*Provided records*
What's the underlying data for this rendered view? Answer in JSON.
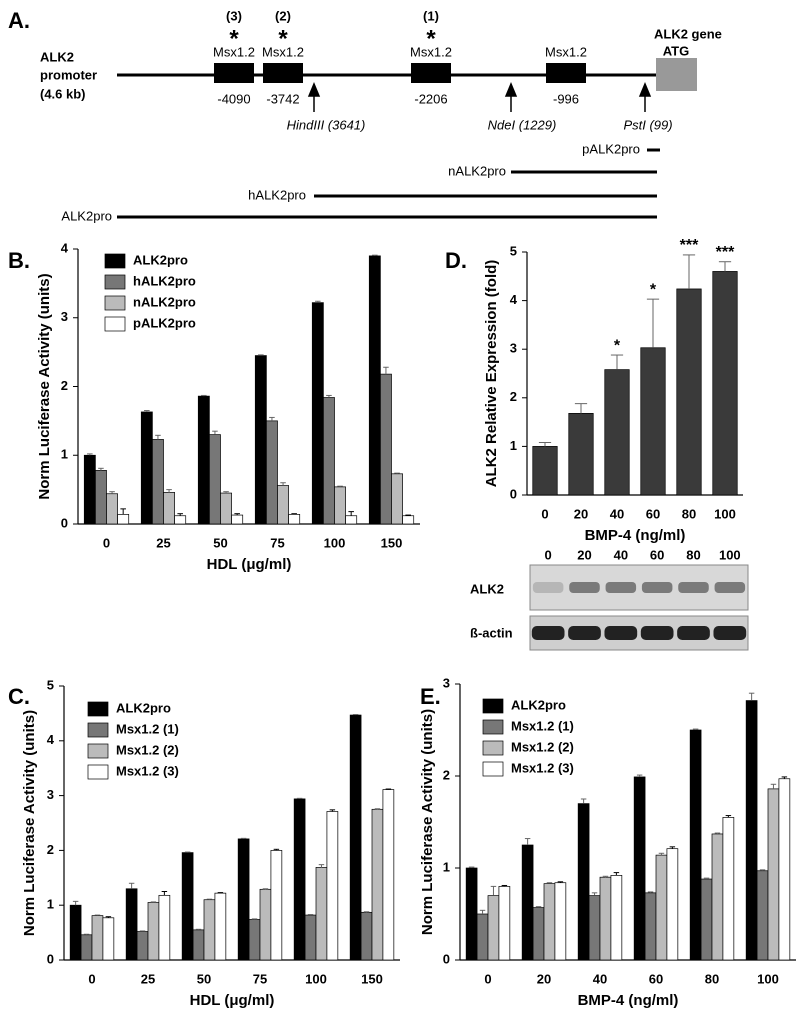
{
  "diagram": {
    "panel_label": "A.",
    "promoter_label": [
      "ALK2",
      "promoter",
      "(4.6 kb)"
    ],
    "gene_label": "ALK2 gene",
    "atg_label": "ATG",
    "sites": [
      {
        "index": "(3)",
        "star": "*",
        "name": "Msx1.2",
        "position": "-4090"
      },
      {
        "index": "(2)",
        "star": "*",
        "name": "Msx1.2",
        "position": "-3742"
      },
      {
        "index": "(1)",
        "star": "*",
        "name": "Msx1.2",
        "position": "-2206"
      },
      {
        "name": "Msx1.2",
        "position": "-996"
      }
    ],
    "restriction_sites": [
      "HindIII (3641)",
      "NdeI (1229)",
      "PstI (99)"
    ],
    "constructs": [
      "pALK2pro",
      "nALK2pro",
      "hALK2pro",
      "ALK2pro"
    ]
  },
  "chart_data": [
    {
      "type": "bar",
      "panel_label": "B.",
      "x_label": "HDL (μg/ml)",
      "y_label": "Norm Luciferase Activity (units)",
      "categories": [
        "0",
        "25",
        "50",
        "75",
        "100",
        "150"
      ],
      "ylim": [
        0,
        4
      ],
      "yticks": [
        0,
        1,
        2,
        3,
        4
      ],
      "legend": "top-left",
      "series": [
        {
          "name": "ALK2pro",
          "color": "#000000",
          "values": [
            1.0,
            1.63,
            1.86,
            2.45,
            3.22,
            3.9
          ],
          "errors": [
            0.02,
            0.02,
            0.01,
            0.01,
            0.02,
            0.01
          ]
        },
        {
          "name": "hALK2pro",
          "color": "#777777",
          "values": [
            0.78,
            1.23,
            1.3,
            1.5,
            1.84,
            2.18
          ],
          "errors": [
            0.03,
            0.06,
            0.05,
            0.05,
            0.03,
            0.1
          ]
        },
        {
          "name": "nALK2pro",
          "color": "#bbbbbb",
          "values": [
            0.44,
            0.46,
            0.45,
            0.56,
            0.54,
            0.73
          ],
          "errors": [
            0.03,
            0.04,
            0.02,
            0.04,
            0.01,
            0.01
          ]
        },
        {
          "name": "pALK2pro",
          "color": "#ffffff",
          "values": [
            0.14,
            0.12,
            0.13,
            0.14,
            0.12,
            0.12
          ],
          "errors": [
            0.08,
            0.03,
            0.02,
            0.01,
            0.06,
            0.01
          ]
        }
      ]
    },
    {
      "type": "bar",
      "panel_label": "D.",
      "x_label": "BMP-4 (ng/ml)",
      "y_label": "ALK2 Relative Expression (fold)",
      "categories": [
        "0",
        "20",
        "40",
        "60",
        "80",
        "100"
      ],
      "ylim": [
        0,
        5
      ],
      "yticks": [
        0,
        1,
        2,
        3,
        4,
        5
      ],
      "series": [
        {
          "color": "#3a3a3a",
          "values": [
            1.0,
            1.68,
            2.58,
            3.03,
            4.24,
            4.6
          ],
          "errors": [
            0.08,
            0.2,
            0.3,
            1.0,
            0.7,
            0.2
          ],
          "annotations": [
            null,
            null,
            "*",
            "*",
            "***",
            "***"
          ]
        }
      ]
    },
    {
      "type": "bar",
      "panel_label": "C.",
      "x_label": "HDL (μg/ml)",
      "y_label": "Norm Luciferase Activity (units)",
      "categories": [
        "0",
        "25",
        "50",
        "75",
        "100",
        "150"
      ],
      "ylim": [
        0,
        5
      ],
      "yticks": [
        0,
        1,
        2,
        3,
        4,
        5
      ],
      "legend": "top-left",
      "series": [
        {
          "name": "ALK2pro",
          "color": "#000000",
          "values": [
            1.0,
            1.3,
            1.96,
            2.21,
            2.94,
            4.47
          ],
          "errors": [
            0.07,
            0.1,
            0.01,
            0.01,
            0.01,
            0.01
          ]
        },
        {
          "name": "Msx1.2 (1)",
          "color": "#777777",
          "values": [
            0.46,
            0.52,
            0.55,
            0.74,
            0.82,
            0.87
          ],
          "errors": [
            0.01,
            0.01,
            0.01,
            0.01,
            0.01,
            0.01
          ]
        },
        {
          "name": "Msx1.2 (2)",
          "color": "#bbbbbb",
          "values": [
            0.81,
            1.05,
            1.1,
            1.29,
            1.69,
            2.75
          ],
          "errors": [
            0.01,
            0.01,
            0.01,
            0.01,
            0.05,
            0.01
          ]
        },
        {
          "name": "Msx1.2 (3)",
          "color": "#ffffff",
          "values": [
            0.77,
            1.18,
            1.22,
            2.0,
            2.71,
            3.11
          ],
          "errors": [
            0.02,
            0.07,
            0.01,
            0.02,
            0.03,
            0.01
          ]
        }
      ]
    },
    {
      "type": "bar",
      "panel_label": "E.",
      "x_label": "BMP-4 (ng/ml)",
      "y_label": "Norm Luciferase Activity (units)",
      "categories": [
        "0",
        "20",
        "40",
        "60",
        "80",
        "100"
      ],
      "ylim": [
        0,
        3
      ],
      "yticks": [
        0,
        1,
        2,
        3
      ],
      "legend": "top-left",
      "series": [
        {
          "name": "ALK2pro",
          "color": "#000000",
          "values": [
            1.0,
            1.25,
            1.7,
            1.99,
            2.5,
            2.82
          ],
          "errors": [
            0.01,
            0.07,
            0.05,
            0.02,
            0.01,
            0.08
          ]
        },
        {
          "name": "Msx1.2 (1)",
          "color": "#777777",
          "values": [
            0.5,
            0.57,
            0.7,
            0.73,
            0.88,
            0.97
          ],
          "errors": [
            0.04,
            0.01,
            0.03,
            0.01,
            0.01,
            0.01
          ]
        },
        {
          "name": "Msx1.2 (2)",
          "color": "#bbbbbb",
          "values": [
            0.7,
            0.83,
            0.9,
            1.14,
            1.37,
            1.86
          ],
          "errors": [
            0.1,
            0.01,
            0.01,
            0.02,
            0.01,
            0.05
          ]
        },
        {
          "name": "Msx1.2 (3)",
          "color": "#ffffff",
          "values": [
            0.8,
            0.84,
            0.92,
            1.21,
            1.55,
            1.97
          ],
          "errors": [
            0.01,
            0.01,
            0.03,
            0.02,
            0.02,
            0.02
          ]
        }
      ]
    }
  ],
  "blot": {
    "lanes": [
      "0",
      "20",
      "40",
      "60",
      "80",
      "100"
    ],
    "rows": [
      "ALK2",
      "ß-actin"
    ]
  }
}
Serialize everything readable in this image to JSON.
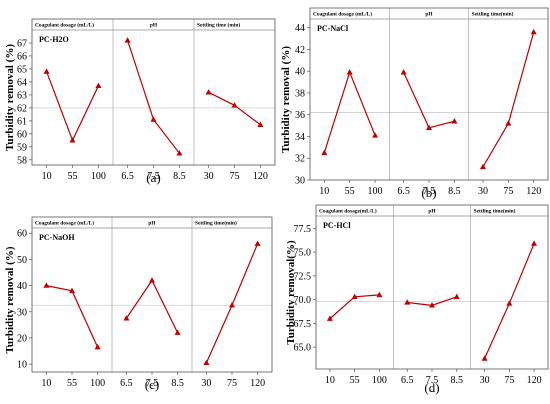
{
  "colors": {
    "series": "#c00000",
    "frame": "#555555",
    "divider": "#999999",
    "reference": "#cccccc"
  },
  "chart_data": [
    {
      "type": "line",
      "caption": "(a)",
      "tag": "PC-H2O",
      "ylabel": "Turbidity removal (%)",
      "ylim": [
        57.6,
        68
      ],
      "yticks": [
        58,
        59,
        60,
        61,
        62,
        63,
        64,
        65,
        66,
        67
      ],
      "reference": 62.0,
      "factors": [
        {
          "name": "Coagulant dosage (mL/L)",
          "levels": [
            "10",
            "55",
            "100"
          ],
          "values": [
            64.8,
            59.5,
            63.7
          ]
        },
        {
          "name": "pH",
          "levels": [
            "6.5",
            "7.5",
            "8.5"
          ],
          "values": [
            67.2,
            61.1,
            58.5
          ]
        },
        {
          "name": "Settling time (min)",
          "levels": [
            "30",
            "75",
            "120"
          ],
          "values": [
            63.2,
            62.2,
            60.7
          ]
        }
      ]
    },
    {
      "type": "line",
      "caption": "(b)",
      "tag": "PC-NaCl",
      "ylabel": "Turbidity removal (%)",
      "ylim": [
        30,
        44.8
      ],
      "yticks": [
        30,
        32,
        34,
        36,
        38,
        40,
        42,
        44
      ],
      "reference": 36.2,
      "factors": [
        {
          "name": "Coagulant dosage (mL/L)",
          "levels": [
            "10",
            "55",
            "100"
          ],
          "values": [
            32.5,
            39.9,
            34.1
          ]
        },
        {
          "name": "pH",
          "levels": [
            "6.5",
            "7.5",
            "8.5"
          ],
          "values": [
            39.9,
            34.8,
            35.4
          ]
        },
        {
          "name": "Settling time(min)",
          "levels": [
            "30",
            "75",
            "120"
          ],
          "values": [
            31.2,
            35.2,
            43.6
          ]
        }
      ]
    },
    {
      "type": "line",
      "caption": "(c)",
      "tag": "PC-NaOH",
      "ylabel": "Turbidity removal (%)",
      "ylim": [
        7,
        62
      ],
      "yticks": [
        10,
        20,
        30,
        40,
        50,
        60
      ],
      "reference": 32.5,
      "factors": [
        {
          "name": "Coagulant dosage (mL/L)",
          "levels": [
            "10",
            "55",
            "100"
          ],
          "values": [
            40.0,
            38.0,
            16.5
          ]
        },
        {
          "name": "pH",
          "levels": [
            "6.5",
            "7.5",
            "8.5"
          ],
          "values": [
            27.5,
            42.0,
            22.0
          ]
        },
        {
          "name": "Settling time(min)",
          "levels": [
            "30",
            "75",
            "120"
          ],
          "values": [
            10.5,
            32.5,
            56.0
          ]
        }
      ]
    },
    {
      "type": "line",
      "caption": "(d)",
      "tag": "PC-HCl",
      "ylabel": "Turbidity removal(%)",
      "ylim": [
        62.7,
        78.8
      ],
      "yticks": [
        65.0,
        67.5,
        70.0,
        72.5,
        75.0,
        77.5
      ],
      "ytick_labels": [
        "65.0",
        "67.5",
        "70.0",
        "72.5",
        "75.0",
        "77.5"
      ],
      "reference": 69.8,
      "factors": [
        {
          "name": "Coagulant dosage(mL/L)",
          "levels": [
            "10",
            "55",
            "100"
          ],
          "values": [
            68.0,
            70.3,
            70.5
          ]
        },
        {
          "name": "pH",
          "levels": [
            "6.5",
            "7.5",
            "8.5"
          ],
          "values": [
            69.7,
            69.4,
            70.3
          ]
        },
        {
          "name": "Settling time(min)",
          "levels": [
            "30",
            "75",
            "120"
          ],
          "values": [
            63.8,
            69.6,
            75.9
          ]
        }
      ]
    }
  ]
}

*Work to complete*
Filter the records, keeping only lines that contain "position", and show those lines.

*Solution for this task*
        "position": "-4090"
        "position": "-3742"
        "position": "-2206"
        "position": "-996"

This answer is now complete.